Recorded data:
#####
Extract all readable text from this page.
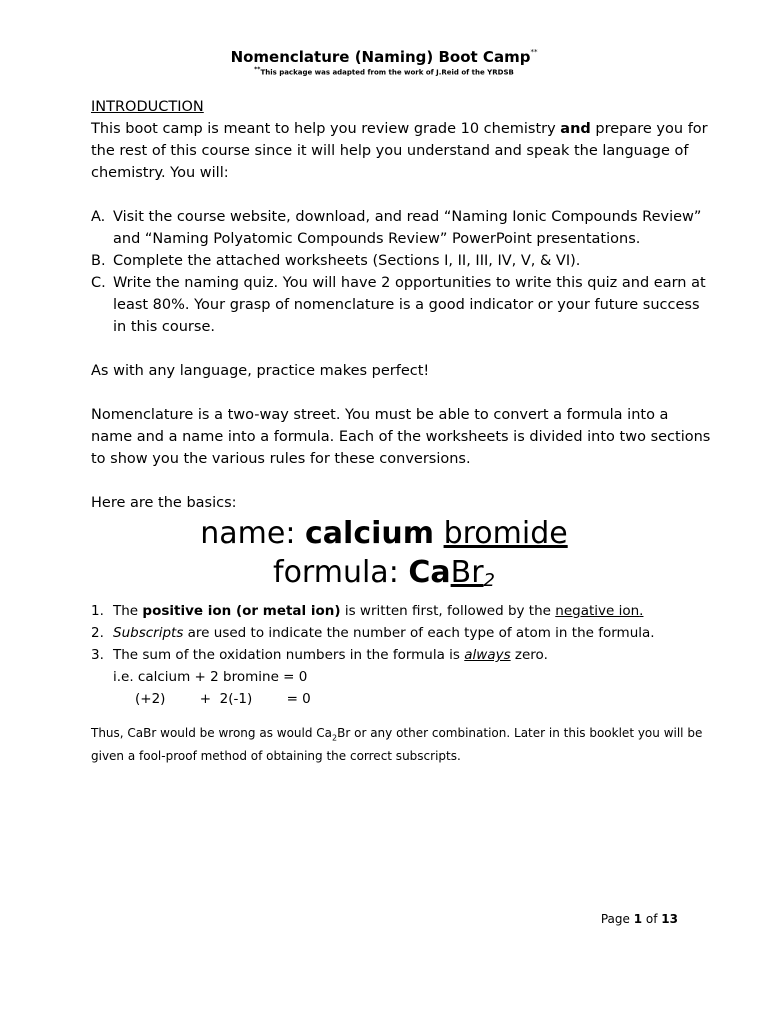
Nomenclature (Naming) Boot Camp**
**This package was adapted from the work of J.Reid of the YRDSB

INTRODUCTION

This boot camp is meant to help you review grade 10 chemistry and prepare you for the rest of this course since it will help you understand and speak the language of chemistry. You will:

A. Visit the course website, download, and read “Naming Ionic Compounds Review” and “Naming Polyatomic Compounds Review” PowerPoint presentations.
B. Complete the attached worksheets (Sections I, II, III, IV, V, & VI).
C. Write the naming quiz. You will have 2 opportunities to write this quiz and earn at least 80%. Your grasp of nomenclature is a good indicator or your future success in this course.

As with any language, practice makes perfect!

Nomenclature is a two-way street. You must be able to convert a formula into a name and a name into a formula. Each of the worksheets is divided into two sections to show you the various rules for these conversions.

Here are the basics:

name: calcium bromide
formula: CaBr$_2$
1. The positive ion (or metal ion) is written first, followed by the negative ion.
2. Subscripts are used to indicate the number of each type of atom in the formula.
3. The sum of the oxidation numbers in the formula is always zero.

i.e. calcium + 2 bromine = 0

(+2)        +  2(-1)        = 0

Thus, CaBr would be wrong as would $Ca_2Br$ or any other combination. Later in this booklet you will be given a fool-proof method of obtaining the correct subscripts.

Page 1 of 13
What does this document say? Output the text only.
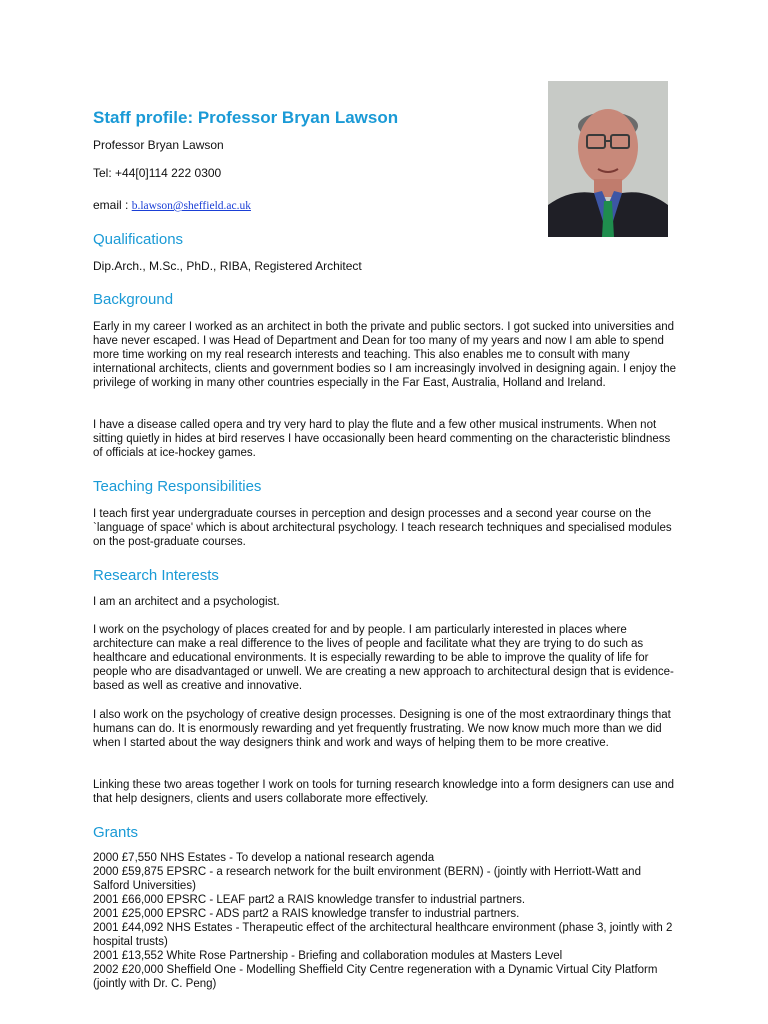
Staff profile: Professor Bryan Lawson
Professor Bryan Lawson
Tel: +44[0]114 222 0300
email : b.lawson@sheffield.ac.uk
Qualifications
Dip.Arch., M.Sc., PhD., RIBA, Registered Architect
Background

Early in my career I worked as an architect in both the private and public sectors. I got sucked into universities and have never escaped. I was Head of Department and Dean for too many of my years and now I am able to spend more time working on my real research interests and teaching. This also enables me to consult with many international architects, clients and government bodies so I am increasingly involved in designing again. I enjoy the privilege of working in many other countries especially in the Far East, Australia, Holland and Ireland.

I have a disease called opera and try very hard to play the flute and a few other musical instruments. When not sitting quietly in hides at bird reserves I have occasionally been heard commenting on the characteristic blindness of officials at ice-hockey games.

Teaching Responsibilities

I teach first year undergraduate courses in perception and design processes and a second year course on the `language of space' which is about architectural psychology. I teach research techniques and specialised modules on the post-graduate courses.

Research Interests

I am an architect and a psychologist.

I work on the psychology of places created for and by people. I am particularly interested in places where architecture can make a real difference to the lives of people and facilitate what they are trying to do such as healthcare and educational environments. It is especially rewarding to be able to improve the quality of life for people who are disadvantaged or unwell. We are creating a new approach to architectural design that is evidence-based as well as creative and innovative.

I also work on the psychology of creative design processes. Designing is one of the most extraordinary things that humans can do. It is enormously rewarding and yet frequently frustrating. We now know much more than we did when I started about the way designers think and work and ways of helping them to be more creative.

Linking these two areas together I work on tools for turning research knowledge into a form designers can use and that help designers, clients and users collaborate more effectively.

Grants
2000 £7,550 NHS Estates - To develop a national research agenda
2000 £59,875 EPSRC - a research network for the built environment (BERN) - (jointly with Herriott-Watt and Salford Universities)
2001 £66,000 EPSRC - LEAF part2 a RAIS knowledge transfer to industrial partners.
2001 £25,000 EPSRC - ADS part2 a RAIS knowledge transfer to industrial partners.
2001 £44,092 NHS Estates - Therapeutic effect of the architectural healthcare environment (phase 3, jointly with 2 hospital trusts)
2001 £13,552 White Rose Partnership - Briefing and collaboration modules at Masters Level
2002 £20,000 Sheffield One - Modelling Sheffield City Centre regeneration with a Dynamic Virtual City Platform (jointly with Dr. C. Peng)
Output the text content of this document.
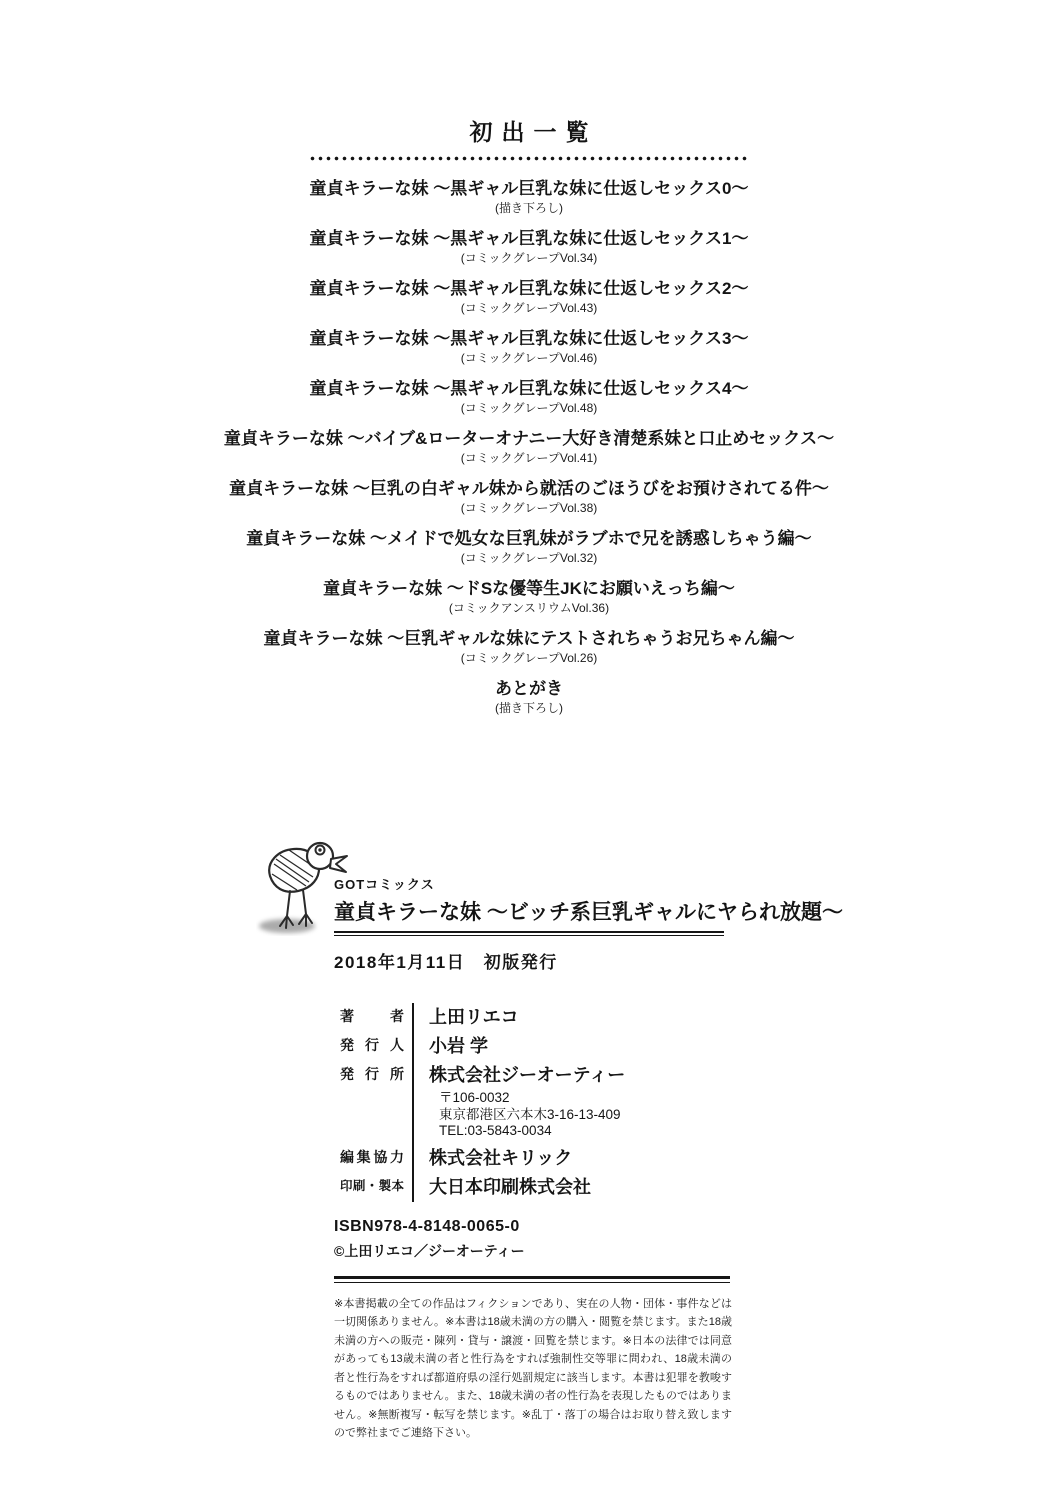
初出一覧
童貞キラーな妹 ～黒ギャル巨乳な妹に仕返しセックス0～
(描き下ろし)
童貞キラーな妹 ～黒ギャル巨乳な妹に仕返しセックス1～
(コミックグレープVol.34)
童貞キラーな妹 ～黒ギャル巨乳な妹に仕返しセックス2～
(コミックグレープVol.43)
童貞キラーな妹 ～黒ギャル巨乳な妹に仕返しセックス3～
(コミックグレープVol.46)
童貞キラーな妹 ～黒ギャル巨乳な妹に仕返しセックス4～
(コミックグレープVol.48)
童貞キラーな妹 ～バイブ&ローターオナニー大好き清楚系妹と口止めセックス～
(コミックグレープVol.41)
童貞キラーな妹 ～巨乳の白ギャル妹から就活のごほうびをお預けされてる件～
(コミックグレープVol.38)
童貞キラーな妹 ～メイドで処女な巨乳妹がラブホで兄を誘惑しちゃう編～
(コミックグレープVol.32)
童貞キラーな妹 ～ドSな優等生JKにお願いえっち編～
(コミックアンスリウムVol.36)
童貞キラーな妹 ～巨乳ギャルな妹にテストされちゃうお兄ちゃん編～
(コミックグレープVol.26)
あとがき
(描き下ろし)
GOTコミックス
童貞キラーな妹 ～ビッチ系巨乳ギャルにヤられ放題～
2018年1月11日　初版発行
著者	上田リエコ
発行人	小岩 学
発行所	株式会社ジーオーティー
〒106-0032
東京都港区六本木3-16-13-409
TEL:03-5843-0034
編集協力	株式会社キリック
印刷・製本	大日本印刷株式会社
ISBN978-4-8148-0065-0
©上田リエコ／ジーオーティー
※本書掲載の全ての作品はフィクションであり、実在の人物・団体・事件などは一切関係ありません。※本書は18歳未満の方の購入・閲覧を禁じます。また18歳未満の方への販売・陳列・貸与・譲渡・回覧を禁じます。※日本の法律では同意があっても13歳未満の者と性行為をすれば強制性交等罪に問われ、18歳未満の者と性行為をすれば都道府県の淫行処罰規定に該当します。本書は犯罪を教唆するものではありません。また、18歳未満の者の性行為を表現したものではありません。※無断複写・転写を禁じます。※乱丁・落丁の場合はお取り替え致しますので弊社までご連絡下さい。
#####
◆ **Task goal**: Reproduce the records verbatim, omitting all images they contain.

◆ **Task result**:
Extract all readable text from this page.
Nomenclature (Naming) Boot Camp**
**This package was adapted from the work of J.Reid of the YRDSB

INTRODUCTION

This boot camp is meant to help you review grade 10 chemistry and prepare you for the rest of this course since it will help you understand and speak the language of chemistry. You will:

A. Visit the course website, download, and read “Naming Ionic Compounds Review” and “Naming Polyatomic Compounds Review” PowerPoint presentations.
B. Complete the attached worksheets (Sections I, II, III, IV, V, & VI).
C. Write the naming quiz. You will have 2 opportunities to write this quiz and earn at least 80%. Your grasp of nomenclature is a good indicator or your future success in this course.

As with any language, practice makes perfect!

Nomenclature is a two-way street. You must be able to convert a formula into a name and a name into a formula. Each of the worksheets is divided into two sections to show you the various rules for these conversions.

Here are the basics:

name: calcium bromide
formula: CaBr$_2$
1. The positive ion (or metal ion) is written first, followed by the negative ion.
2. Subscripts are used to indicate the number of each type of atom in the formula.
3. The sum of the oxidation numbers in the formula is always zero.

i.e. calcium + 2 bromine = 0

(+2)        +  2(-1)        = 0

Thus, CaBr would be wrong as would $Ca_2Br$ or any other combination. Later in this booklet you will be given a fool-proof method of obtaining the correct subscripts.

Page 1 of 13
What does this document say? Output the text only.
Staff profile: Professor Bryan Lawson
Professor Bryan Lawson
Tel: +44[0]114 222 0300
email : b.lawson@sheffield.ac.uk
Qualifications
Dip.Arch., M.Sc., PhD., RIBA, Registered Architect
Background

Early in my career I worked as an architect in both the private and public sectors. I got sucked into universities and have never escaped. I was Head of Department and Dean for too many of my years and now I am able to spend more time working on my real research interests and teaching. This also enables me to consult with many international architects, clients and government bodies so I am increasingly involved in designing again. I enjoy the privilege of working in many other countries especially in the Far East, Australia, Holland and Ireland.

I have a disease called opera and try very hard to play the flute and a few other musical instruments. When not sitting quietly in hides at bird reserves I have occasionally been heard commenting on the characteristic blindness of officials at ice-hockey games.

Teaching Responsibilities

I teach first year undergraduate courses in perception and design processes and a second year course on the `language of space' which is about architectural psychology. I teach research techniques and specialised modules on the post-graduate courses.

Research Interests

I am an architect and a psychologist.

I work on the psychology of places created for and by people. I am particularly interested in places where architecture can make a real difference to the lives of people and facilitate what they are trying to do such as healthcare and educational environments. It is especially rewarding to be able to improve the quality of life for people who are disadvantaged or unwell. We are creating a new approach to architectural design that is evidence-based as well as creative and innovative.

I also work on the psychology of creative design processes. Designing is one of the most extraordinary things that humans can do. It is enormously rewarding and yet frequently frustrating. We now know much more than we did when I started about the way designers think and work and ways of helping them to be more creative.

Linking these two areas together I work on tools for turning research knowledge into a form designers can use and that help designers, clients and users collaborate more effectively.

Grants
2000 £7,550 NHS Estates - To develop a national research agenda
2000 £59,875 EPSRC - a research network for the built environment (BERN) - (jointly with Herriott-Watt and Salford Universities)
2001 £66,000 EPSRC - LEAF part2 a RAIS knowledge transfer to industrial partners.
2001 £25,000 EPSRC - ADS part2 a RAIS knowledge transfer to industrial partners.
2001 £44,092 NHS Estates - Therapeutic effect of the architectural healthcare environment (phase 3, jointly with 2 hospital trusts)
2001 £13,552 White Rose Partnership - Briefing and collaboration modules at Masters Level
2002 £20,000 Sheffield One - Modelling Sheffield City Centre regeneration with a Dynamic Virtual City Platform (jointly with Dr. C. Peng)
Output the text content of this document.
初出一覧
童貞キラーな妹 ～黒ギャル巨乳な妹に仕返しセックス0～
(描き下ろし)
童貞キラーな妹 ～黒ギャル巨乳な妹に仕返しセックス1～
(コミックグレープVol.34)
童貞キラーな妹 ～黒ギャル巨乳な妹に仕返しセックス2～
(コミックグレープVol.43)
童貞キラーな妹 ～黒ギャル巨乳な妹に仕返しセックス3～
(コミックグレープVol.46)
童貞キラーな妹 ～黒ギャル巨乳な妹に仕返しセックス4～
(コミックグレープVol.48)
童貞キラーな妹 ～バイブ&ローターオナニー大好き清楚系妹と口止めセックス～
(コミックグレープVol.41)
童貞キラーな妹 ～巨乳の白ギャル妹から就活のごほうびをお預けされてる件～
(コミックグレープVol.38)
童貞キラーな妹 ～メイドで処女な巨乳妹がラブホで兄を誘惑しちゃう編～
(コミックグレープVol.32)
童貞キラーな妹 ～ドSな優等生JKにお願いえっち編～
(コミックアンスリウムVol.36)
童貞キラーな妹 ～巨乳ギャルな妹にテストされちゃうお兄ちゃん編～
(コミックグレープVol.26)
あとがき
(描き下ろし)
GOTコミックス
童貞キラーな妹 ～ビッチ系巨乳ギャルにヤられ放題～
2018年1月11日　初版発行
著者	上田リエコ
発行人	小岩 学
発行所	株式会社ジーオーティー
〒106-0032
東京都港区六本木3-16-13-409
TEL:03-5843-0034
編集協力	株式会社キリック
印刷・製本	大日本印刷株式会社
ISBN978-4-8148-0065-0
©上田リエコ／ジーオーティー
※本書掲載の全ての作品はフィクションであり、実在の人物・団体・事件などは一切関係ありません。※本書は18歳未満の方の購入・閲覧を禁じます。また18歳未満の方への販売・陳列・貸与・譲渡・回覧を禁じます。※日本の法律では同意があっても13歳未満の者と性行為をすれば強制性交等罪に問われ、18歳未満の者と性行為をすれば都道府県の淫行処罰規定に該当します。本書は犯罪を教唆するものではありません。また、18歳未満の者の性行為を表現したものではありません。※無断複写・転写を禁じます。※乱丁・落丁の場合はお取り替え致しますので弊社までご連絡下さい。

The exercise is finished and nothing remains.